EXERCÍCIO PROPOSTO => Escreva a continuação do texto sobre a diretiva europeia contra os SLAPPs, começando depois da última frase apresentada.

EXCERTO DO DOCUMENTO =>
****************************************

Diretiva da UE contra SLAPPS – ou abuso de litígios judiciais contra jornalistas – deve ser aprovada até final do ano.
A Comissão Europeia prevê emitir uma Diretiva sobre medidas anti-SLAPPs, para dissuadir a censura sob a forma de litígios contra jornalistas, até final de 2023. Até lá preconiza que os estados membros comecem já a registar e a reportar casos desses abusos à Comissão.
O documento da EU, que tem uma visão alargada de informação e liberdade de expressão, pretende alertar os Estados membros para um fenómeno crescente e embora, ainda não vinculante, recomenda que os estados membros comecem a preparar as legislações e garantias, de forma a reportarem os casos abusivos à Comissão, ao longo de 2023.
Esses litígios judiciais, sobretudo contra jornalistas e defensores dos direitos humanos, visam intimidar de forma a dissuadir ou silenciar, através do medo, aqueles que no âmbito da liberdade de expressão, denunciam situações que atentem contra o interesse publico.
Na proposta de Diretiva, agora em consulta por diversos atores, aprovada pela Comissão Europeia em 27 de abril de 2022, propõe-se também que os estados membros promovam a sensibilização da sociedade contra tais estratégias “intimidatórias” sobre o debate público e a democracia.

****************************************

CONJUNTO DE DADOS =>
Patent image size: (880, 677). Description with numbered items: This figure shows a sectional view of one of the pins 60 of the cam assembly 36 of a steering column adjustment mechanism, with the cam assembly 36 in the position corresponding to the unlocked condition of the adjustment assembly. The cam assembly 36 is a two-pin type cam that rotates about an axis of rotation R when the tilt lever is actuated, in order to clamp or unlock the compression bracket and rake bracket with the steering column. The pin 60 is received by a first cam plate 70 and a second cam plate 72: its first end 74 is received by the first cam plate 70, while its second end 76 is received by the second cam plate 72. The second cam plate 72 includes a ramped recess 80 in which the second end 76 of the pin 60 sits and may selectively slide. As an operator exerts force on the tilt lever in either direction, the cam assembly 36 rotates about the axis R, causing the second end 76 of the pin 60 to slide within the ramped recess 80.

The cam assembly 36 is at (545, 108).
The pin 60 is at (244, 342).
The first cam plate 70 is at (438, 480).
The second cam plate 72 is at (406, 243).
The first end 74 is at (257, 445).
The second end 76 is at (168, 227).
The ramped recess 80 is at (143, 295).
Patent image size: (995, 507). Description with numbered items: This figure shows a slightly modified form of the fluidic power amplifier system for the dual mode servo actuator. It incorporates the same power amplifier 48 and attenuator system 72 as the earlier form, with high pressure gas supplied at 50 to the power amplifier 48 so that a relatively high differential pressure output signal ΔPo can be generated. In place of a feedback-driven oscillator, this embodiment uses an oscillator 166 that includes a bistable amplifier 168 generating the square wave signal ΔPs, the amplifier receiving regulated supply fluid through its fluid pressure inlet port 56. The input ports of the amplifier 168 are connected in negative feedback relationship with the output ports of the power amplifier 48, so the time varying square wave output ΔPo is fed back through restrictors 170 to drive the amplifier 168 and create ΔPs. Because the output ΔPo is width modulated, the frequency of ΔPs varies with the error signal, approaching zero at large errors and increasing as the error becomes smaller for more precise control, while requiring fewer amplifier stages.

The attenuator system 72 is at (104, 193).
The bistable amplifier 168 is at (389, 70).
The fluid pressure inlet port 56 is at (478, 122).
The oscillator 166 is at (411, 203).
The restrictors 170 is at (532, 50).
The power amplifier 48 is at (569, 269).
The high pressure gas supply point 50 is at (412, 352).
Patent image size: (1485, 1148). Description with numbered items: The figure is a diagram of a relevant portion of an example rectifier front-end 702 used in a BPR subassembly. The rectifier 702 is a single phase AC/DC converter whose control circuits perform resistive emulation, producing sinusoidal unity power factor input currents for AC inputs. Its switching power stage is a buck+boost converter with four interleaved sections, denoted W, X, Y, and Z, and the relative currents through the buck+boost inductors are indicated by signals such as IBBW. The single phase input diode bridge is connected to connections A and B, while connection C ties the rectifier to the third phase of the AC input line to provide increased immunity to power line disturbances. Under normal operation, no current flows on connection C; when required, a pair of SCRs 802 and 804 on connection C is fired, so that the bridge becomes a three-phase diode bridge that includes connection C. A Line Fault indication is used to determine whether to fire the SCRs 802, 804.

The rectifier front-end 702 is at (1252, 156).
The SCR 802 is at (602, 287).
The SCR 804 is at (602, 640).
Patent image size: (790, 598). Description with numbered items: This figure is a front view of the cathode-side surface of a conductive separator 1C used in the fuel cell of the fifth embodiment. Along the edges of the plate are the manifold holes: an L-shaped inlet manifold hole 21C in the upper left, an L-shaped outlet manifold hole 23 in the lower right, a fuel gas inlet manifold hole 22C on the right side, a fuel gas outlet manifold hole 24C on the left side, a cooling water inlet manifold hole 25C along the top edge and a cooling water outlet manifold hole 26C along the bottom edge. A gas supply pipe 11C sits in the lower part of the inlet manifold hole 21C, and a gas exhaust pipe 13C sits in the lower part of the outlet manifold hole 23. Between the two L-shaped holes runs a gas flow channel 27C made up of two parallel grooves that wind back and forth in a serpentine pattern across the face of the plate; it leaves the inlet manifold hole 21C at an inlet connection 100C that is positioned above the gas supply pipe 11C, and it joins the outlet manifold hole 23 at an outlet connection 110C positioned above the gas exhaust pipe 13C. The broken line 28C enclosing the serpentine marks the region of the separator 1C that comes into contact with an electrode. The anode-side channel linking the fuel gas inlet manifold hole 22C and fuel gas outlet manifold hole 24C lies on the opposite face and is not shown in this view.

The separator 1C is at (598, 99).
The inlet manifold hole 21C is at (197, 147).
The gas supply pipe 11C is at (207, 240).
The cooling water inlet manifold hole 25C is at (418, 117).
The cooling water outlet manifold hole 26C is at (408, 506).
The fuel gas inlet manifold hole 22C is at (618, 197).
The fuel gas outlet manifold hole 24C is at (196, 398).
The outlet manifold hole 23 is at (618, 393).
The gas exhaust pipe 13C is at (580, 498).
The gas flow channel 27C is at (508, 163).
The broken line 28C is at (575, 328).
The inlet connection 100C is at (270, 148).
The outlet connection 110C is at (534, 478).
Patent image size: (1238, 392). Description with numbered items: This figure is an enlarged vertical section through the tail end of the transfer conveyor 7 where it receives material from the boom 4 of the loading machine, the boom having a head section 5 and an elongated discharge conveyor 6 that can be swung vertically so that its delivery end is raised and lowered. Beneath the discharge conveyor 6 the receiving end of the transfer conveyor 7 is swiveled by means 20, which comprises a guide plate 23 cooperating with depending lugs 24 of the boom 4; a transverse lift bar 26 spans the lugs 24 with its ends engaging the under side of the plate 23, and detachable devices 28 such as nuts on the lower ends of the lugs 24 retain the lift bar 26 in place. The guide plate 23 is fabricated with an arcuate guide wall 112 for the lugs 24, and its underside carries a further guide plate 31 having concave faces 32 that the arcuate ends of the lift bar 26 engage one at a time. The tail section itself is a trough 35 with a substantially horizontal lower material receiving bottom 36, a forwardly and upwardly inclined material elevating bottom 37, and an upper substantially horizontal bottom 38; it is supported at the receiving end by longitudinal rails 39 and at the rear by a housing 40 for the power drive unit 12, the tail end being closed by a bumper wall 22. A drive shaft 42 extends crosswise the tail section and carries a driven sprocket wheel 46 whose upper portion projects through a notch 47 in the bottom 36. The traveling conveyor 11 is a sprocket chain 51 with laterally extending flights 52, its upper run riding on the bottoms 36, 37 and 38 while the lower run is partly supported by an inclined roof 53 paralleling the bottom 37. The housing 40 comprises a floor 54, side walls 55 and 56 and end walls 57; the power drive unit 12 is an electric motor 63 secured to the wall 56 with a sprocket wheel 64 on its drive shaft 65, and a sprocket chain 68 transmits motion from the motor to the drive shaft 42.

****************************************

RESULTADO FINAL =>
Embora sob a forma legal, de que é exemplo a difamação, estas estratégias aparecem sob a forma de processos penais, cíveis e administrativos, com pedidos de indemnizações colossais, que levam a que, aqueles que investigam ou criticam, a calar-se, pedir desculpas ou a “corrigir” declarações, com prejuízo do estado democrático.
Em 20 de Outubro de 2022, o Centro Europeu de Liberdade de Imprensa e Média (ECPMF) e a Coligação anti-SLAPP na Europa (CASE), realizaram em Estrasburgo, a Conferência Europeia Anti-SLAPP, com o patrocínio do Parlamento Europeu e o apoio do Conselho da Europa. Esse encontro visou avaliar as iniciativas políticas europeias e nacionais .contra este tipo de estratégia, refletir sobre o seu impacto no jornalismo e discutir o apoio financeiro e prático disponível para jornalistas visados por SLAPPs.
Mas afinal o que são SLAPPs?
As Ações Estratégicas Contra a Participação Pública (SLAPPs) são ameaças legais e ações judiciais, utilizadas por indivíduos e grandes corporações, para cercear a liberdade de expressão, intimidando e desencorajando os jornalistas a coletar e publicar informações sobre assuntos públicos, através de processos de alto custo e duração.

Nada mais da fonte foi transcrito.